#### PROMPT
Across the entries below, count the lines in which the word "gleichermaßen" occurs. Reply with the count alone.

#### Dataset entries

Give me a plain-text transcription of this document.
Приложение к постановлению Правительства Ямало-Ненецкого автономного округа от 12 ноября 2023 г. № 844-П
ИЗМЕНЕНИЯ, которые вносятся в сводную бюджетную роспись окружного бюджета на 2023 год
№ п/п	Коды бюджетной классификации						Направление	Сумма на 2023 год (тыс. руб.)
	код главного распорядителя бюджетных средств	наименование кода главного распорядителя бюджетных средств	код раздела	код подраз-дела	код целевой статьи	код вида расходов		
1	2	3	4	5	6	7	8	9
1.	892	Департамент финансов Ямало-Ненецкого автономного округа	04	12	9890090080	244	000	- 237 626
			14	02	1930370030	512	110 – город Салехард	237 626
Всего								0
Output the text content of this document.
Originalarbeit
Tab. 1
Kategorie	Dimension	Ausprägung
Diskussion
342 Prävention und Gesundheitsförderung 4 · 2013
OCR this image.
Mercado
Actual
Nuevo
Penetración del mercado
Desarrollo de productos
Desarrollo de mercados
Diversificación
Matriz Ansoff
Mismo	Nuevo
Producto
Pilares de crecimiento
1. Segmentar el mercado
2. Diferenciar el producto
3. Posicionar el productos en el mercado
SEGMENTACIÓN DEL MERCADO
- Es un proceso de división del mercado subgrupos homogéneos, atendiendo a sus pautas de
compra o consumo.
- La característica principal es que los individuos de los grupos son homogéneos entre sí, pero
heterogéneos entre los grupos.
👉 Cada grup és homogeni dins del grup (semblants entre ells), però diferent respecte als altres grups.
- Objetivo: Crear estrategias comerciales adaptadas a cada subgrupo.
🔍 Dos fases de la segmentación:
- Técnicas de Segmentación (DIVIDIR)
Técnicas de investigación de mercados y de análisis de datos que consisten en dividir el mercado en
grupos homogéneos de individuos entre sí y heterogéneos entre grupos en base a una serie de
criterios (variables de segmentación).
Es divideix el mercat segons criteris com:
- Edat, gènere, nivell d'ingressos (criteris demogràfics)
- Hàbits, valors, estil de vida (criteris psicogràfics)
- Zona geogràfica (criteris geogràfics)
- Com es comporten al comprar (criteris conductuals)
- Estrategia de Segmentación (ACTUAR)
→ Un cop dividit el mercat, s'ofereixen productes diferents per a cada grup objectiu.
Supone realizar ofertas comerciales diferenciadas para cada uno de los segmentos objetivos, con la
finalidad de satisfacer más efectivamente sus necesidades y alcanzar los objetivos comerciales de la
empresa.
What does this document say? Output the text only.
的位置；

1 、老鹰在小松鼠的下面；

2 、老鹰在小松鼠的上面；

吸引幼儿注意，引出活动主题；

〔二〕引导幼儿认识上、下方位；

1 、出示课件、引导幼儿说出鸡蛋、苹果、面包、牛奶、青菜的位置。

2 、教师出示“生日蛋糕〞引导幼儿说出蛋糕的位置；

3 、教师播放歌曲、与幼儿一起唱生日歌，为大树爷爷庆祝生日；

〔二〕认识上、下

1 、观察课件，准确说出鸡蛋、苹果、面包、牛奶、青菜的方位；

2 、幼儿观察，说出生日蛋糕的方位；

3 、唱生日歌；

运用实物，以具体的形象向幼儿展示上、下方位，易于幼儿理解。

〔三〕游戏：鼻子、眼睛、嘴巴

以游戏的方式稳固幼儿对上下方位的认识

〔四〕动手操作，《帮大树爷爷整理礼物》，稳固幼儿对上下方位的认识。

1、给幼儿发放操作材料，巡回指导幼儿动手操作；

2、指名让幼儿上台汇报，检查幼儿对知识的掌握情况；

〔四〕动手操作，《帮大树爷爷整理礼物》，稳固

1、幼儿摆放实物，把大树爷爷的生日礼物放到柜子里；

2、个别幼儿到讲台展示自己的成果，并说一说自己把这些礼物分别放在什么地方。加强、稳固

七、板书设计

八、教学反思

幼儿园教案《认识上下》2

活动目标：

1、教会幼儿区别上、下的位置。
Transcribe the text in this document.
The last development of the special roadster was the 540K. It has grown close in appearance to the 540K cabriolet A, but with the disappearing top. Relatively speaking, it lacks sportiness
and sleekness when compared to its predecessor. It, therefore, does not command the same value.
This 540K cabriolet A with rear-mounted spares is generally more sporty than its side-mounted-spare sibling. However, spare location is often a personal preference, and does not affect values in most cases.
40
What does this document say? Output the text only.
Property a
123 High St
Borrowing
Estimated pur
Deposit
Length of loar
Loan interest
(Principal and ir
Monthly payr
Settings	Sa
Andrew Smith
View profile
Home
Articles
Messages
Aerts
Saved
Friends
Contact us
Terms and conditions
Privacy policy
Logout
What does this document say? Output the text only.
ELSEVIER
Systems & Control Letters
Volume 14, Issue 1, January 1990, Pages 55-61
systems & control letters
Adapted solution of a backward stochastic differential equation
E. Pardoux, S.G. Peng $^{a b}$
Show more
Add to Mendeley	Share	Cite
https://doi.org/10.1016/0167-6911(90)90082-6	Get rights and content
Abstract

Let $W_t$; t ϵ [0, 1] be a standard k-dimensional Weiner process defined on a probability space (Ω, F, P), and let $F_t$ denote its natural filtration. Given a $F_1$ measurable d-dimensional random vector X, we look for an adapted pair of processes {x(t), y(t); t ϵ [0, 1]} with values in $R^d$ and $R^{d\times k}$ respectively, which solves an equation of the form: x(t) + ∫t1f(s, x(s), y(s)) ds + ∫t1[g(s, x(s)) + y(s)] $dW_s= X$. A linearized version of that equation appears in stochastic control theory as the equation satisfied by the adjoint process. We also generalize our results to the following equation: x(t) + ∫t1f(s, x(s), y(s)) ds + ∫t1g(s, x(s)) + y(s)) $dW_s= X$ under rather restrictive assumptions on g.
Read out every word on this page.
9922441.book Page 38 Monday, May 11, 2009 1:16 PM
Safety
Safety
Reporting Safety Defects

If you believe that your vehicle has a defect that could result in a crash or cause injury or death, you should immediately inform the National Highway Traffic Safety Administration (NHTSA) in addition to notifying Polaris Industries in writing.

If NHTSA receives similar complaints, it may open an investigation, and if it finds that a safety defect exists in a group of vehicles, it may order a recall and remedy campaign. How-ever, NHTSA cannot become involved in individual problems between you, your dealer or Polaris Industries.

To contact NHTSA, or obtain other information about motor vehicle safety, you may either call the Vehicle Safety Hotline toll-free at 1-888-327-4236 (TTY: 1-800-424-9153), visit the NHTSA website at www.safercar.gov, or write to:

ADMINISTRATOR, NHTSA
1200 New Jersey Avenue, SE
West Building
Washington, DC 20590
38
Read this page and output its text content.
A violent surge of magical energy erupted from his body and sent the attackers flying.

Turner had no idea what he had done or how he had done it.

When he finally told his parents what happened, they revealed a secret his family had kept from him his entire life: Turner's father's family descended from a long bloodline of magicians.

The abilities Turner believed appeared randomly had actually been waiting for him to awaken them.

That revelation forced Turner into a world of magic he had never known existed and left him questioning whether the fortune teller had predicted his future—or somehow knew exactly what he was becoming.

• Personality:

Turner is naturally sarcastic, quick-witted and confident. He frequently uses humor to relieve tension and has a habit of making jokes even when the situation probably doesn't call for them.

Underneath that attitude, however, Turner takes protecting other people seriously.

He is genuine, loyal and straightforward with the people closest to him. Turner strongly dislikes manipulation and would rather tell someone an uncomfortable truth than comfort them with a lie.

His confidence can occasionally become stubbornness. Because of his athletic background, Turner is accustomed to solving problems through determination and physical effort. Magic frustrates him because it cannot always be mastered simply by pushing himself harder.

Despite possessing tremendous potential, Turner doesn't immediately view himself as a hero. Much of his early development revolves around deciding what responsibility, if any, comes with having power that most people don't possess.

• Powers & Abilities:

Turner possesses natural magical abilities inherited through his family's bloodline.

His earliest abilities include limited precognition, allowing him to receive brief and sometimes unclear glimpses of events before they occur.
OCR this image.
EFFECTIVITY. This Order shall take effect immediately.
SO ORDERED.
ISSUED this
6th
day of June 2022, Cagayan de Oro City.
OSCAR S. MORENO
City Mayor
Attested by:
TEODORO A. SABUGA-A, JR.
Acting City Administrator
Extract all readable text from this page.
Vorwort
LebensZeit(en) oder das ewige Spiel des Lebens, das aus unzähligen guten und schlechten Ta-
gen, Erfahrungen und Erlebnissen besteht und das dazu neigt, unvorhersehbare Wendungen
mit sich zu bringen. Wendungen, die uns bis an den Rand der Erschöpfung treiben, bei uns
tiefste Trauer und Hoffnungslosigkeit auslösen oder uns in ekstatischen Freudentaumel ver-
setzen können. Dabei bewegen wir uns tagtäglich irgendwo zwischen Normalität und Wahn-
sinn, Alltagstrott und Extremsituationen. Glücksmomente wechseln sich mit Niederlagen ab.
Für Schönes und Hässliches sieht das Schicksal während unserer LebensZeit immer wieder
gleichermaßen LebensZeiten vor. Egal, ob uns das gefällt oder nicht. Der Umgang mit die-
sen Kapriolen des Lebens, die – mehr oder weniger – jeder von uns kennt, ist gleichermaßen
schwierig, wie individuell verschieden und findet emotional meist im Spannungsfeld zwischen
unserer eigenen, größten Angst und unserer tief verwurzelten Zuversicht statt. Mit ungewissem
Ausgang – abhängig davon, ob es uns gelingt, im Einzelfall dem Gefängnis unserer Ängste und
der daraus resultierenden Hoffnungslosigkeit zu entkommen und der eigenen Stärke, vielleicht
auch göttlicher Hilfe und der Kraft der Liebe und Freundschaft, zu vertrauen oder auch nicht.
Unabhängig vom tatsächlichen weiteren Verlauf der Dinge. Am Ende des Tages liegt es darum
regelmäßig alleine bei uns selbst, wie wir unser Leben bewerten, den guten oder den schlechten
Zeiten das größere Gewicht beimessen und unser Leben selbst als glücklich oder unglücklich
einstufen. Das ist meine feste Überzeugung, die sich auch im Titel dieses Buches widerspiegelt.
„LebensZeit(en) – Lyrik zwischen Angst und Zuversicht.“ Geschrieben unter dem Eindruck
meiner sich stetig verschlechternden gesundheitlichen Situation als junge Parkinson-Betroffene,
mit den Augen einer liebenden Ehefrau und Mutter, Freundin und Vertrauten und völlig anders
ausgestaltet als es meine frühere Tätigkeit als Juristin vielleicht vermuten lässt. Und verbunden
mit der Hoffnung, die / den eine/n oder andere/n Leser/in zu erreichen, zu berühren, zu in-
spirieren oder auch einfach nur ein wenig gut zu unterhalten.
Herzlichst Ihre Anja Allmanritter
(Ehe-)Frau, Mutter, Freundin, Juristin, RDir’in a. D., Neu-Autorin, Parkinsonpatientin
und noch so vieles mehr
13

#### SOLUTION FOR THIS EXERCISE
2